__Input records__:
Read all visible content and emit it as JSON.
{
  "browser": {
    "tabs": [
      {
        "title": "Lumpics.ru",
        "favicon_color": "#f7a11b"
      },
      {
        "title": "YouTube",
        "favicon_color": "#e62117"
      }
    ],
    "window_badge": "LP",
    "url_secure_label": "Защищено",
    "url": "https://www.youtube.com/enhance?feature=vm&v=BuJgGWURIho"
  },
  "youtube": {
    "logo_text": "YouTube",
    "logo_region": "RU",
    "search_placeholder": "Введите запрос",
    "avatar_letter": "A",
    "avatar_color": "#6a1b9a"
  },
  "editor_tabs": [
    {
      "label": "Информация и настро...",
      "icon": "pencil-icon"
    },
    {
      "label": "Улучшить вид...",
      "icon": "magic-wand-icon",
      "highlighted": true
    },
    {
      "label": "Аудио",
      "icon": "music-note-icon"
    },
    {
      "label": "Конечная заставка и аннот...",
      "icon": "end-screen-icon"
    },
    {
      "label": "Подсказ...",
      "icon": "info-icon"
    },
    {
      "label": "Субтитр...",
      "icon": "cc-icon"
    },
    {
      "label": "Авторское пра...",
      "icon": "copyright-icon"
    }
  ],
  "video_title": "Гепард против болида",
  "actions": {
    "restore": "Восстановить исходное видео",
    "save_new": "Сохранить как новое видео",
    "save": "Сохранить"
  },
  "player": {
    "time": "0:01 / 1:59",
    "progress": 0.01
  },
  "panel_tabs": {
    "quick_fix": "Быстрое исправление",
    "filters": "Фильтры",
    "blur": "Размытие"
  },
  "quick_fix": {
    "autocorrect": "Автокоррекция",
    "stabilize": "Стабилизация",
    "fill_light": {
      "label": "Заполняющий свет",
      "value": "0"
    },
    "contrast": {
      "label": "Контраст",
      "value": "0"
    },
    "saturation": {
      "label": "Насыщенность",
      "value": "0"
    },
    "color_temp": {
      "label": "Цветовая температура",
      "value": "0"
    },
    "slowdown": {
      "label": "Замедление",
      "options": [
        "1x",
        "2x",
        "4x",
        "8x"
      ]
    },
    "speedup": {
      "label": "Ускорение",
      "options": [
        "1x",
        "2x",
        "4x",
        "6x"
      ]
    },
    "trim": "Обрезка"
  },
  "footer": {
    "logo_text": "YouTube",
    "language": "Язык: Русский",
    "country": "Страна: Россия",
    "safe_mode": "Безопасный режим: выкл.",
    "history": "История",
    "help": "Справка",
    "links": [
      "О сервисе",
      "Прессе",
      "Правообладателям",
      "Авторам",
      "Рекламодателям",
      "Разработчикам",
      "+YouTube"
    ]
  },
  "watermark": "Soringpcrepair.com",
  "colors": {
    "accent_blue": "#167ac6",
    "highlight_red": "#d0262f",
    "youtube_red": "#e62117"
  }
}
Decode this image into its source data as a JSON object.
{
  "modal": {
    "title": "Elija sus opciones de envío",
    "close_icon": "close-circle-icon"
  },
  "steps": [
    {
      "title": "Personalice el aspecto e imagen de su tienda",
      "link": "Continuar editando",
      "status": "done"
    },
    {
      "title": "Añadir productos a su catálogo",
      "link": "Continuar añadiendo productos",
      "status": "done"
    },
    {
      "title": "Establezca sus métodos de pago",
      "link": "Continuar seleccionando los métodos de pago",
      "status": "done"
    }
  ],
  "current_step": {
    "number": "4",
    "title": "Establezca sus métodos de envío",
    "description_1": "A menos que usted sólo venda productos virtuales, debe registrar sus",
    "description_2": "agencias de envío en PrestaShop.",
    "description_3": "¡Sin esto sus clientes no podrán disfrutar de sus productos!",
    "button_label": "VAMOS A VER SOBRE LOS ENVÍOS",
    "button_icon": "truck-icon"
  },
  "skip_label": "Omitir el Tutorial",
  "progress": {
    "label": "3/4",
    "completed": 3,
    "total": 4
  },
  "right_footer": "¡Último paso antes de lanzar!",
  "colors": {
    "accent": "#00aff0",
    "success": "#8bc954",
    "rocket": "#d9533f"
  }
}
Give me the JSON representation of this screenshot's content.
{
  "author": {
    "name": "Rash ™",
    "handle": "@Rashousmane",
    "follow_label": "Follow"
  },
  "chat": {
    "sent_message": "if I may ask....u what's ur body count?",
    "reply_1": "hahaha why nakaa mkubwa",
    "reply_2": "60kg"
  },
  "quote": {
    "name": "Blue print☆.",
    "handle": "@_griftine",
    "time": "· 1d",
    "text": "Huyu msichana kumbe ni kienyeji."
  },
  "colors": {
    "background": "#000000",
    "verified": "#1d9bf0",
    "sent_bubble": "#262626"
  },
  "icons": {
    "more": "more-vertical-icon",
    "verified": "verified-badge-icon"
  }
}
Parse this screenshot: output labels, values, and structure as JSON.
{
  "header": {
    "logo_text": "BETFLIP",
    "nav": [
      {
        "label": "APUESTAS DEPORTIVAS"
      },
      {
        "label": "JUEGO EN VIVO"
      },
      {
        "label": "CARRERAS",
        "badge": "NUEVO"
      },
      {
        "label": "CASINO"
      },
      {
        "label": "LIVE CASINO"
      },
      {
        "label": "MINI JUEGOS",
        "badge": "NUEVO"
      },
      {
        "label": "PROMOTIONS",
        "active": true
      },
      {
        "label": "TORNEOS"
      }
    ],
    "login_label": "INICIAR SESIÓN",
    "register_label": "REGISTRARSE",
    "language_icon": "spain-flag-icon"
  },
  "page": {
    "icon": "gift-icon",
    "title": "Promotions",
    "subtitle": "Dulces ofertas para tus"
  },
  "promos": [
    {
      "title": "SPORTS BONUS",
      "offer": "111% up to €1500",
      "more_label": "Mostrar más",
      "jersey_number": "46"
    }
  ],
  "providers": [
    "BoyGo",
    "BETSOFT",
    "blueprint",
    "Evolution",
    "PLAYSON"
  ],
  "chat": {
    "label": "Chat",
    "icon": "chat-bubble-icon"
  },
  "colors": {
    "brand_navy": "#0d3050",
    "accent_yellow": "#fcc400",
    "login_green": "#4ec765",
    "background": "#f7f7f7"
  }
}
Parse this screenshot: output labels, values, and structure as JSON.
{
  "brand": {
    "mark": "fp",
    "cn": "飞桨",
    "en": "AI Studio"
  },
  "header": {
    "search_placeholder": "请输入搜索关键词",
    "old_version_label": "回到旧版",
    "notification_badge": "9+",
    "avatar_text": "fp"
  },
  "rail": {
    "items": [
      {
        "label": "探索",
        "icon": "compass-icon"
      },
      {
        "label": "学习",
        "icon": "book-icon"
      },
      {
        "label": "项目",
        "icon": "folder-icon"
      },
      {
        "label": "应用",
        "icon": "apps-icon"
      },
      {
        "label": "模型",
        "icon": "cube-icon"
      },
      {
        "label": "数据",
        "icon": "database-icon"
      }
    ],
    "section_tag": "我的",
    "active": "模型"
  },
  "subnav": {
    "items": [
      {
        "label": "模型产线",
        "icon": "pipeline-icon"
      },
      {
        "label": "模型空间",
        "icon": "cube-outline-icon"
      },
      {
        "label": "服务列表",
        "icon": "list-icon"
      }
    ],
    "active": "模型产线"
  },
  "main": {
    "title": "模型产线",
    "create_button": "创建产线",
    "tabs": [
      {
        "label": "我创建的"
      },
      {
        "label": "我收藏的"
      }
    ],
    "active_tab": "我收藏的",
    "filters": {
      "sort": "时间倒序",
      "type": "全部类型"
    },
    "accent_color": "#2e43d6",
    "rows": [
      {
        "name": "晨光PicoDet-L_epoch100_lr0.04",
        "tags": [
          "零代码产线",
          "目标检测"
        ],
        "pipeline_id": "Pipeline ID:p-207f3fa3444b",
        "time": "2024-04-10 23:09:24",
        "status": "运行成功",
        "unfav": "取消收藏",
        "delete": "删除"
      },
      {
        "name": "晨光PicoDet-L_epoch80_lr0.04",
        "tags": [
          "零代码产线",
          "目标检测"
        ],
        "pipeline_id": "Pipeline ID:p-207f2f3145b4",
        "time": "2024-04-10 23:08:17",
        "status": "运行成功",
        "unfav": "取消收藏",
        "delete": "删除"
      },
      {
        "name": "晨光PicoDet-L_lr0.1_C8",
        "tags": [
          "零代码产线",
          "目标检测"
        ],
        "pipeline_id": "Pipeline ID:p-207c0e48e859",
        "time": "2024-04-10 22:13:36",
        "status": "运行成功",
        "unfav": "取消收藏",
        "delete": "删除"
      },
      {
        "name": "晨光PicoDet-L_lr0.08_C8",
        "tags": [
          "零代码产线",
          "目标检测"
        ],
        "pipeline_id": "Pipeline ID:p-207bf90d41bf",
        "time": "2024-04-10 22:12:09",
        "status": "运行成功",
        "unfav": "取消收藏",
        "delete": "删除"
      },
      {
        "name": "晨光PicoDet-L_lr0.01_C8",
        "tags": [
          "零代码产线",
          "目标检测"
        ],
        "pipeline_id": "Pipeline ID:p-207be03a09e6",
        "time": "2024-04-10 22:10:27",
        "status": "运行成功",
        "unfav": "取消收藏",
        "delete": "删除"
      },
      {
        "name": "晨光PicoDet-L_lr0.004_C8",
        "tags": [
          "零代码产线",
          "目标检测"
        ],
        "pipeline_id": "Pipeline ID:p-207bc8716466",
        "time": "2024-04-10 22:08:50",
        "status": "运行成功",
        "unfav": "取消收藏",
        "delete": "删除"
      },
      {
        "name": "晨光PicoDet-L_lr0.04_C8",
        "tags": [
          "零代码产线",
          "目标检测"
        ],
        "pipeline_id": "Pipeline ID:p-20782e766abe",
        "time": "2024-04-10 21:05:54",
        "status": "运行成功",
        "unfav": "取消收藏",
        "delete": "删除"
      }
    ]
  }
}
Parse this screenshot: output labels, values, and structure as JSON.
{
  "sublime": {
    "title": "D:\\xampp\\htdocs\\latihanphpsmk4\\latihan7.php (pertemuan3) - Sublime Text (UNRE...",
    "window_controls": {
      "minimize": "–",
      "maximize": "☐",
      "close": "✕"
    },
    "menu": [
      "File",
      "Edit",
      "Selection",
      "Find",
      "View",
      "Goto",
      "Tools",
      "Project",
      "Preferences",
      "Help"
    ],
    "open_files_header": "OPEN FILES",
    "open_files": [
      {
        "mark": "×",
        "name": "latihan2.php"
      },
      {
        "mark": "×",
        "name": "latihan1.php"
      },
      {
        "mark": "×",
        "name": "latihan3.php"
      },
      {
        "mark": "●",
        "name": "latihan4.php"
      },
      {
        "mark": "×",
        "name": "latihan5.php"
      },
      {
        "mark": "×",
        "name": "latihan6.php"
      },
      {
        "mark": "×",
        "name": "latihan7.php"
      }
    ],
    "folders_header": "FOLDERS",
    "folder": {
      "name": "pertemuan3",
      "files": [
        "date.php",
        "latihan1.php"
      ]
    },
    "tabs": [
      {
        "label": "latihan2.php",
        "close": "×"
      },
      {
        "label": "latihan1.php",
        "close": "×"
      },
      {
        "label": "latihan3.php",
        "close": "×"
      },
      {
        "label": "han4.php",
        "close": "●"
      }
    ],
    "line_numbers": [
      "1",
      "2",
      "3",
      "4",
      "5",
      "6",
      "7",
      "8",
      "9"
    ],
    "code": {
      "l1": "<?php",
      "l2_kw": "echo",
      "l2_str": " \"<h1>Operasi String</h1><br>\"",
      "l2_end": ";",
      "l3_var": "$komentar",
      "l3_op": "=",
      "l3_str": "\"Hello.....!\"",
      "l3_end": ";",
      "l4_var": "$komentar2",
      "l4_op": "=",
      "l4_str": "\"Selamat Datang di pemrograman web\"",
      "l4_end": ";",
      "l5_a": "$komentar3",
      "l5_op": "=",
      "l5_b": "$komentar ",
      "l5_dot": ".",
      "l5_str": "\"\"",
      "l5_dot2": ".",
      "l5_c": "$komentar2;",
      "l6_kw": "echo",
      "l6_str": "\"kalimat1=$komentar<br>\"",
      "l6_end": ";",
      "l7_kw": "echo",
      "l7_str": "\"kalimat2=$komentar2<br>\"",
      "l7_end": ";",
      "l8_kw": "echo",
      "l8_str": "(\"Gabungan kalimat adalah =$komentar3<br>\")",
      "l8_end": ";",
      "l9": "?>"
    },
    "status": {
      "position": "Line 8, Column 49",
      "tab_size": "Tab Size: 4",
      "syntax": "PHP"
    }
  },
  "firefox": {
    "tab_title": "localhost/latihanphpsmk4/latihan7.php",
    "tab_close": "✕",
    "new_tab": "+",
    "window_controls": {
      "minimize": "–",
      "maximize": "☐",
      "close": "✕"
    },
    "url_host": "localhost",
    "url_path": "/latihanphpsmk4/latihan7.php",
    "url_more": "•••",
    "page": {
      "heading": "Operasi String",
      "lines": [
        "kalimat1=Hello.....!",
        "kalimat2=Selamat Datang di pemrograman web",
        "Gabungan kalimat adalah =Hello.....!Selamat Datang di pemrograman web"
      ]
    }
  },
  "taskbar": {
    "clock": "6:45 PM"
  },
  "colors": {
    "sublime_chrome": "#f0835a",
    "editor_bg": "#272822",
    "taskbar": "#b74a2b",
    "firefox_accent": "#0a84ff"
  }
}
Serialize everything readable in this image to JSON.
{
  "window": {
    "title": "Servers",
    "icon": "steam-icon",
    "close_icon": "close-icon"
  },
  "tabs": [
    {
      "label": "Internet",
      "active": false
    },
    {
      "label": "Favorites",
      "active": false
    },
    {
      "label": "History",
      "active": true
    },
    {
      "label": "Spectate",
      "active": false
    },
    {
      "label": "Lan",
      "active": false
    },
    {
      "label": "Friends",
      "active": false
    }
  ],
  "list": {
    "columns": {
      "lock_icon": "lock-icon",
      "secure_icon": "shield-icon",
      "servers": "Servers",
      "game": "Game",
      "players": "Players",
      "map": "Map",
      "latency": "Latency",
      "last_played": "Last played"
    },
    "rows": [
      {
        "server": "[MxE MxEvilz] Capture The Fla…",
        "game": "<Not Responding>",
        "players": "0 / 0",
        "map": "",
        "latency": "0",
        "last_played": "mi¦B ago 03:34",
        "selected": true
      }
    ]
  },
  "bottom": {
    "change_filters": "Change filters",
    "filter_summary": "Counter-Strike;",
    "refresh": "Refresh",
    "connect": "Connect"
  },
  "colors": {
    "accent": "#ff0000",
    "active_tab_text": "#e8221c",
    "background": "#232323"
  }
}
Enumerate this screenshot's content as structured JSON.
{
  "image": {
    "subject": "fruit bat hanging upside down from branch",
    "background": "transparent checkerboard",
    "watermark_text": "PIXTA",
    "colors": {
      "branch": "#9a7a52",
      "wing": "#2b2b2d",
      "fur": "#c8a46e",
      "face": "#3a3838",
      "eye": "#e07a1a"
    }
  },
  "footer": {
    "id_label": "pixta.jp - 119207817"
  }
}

__Requirements__: What is the number of lines in this material that hold the string "time"? Answer with that number only.

__Solution for this task__: 9